(Data items)
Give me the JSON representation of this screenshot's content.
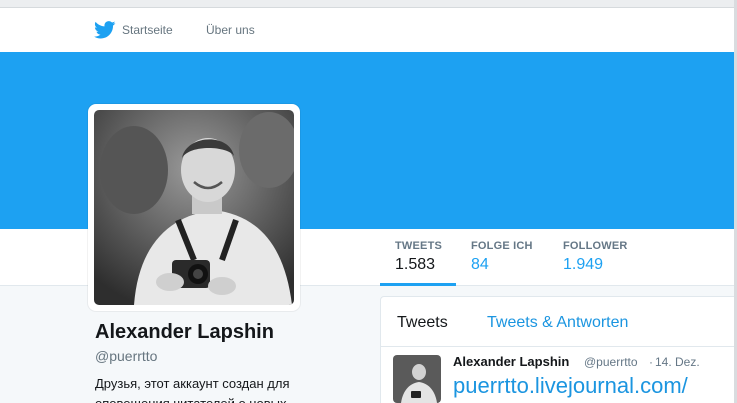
{
  "topnav": {
    "home_label": "Startseite",
    "about_label": "Über uns",
    "home_icon": "twitter-bird-icon"
  },
  "profile": {
    "name": "Alexander Lapshin",
    "handle": "@puerrtto",
    "bio": "Друзья, этот аккаунт создан для оповещения читателей о новых"
  },
  "stats": [
    {
      "label": "TWEETS",
      "value": "1.583"
    },
    {
      "label": "FOLGE ICH",
      "value": "84"
    },
    {
      "label": "FOLLOWER",
      "value": "1.949"
    }
  ],
  "timeline": {
    "tabs": [
      "Tweets",
      "Tweets & Antworten"
    ],
    "tweet": {
      "name": "Alexander Lapshin",
      "handle": "@puerrtto",
      "separator": "·",
      "date": "14. Dez.",
      "link_text": "puerrtto.livejournal.com/"
    }
  },
  "colors": {
    "brand_blue": "#1da1f2",
    "link_blue": "#1b95e0",
    "text": "#14171a",
    "muted": "#657786"
  }
}
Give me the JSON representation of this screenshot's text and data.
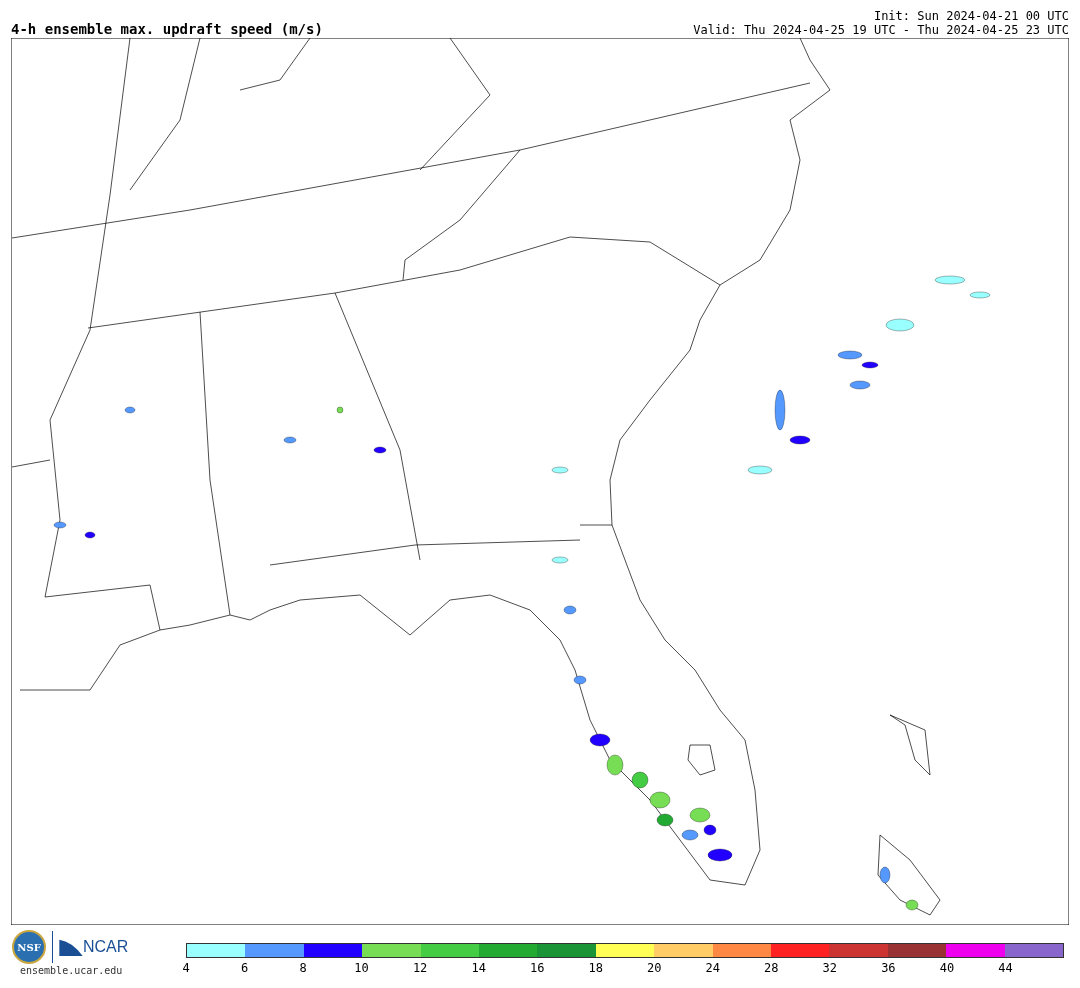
{
  "title": "4-h ensemble max. updraft speed (m/s)",
  "init": "Init: Sun 2024-04-21 00 UTC",
  "valid": "Valid: Thu 2024-04-25 19 UTC - Thu 2024-04-25 23 UTC",
  "logos": {
    "nsf": "NSF",
    "ncar": "NCAR",
    "site": "ensemble.ucar.edu"
  },
  "legend": [
    {
      "color": "#99ffff",
      "tick": "4"
    },
    {
      "color": "#5599ff",
      "tick": "6"
    },
    {
      "color": "#2200ff",
      "tick": "8"
    },
    {
      "color": "#77dd55",
      "tick": "10"
    },
    {
      "color": "#44cc44",
      "tick": "12"
    },
    {
      "color": "#22aa33",
      "tick": "14"
    },
    {
      "color": "#1a9436",
      "tick": "16"
    },
    {
      "color": "#ffff55",
      "tick": "18"
    },
    {
      "color": "#ffcc66",
      "tick": "20"
    },
    {
      "color": "#ff8844",
      "tick": "24"
    },
    {
      "color": "#ff2222",
      "tick": "28"
    },
    {
      "color": "#cc3333",
      "tick": "32"
    },
    {
      "color": "#993333",
      "tick": "36"
    },
    {
      "color": "#ee00ee",
      "tick": "40"
    },
    {
      "color": "#8866cc",
      "tick": "44"
    }
  ]
}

### Given problem
Quote the material exactly. Pictures stay out.

### Task answer
Give me the JSON representation of this screenshot's content.
{
  "topnav": {
    "home_label": "Startseite",
    "about_label": "Über uns",
    "home_icon": "twitter-bird-icon"
  },
  "profile": {
    "name": "Alexander Lapshin",
    "handle": "@puerrtto",
    "bio": "Друзья, этот аккаунт создан для оповещения читателей о новых"
  },
  "stats": [
    {
      "label": "TWEETS",
      "value": "1.583"
    },
    {
      "label": "FOLGE ICH",
      "value": "84"
    },
    {
      "label": "FOLLOWER",
      "value": "1.949"
    }
  ],
  "timeline": {
    "tabs": [
      "Tweets",
      "Tweets & Antworten"
    ],
    "tweet": {
      "name": "Alexander Lapshin",
      "handle": "@puerrtto",
      "separator": "·",
      "date": "14. Dez.",
      "link_text": "puerrtto.livejournal.com/"
    }
  },
  "colors": {
    "brand_blue": "#1da1f2",
    "link_blue": "#1b95e0",
    "text": "#14171a",
    "muted": "#657786"
  }
}
Give me the JSON representation of this screenshot's text and data.
{
  "title": "4-h ensemble max. updraft speed (m/s)",
  "init": "Init: Sun 2024-04-21 00 UTC",
  "valid": "Valid: Thu 2024-04-25 19 UTC - Thu 2024-04-25 23 UTC",
  "logos": {
    "nsf": "NSF",
    "ncar": "NCAR",
    "site": "ensemble.ucar.edu"
  },
  "legend": [
    {
      "color": "#99ffff",
      "tick": "4"
    },
    {
      "color": "#5599ff",
      "tick": "6"
    },
    {
      "color": "#2200ff",
      "tick": "8"
    },
    {
      "color": "#77dd55",
      "tick": "10"
    },
    {
      "color": "#44cc44",
      "tick": "12"
    },
    {
      "color": "#22aa33",
      "tick": "14"
    },
    {
      "color": "#1a9436",
      "tick": "16"
    },
    {
      "color": "#ffff55",
      "tick": "18"
    },
    {
      "color": "#ffcc66",
      "tick": "20"
    },
    {
      "color": "#ff8844",
      "tick": "24"
    },
    {
      "color": "#ff2222",
      "tick": "28"
    },
    {
      "color": "#cc3333",
      "tick": "32"
    },
    {
      "color": "#993333",
      "tick": "36"
    },
    {
      "color": "#ee00ee",
      "tick": "40"
    },
    {
      "color": "#8866cc",
      "tick": "44"
    }
  ]
}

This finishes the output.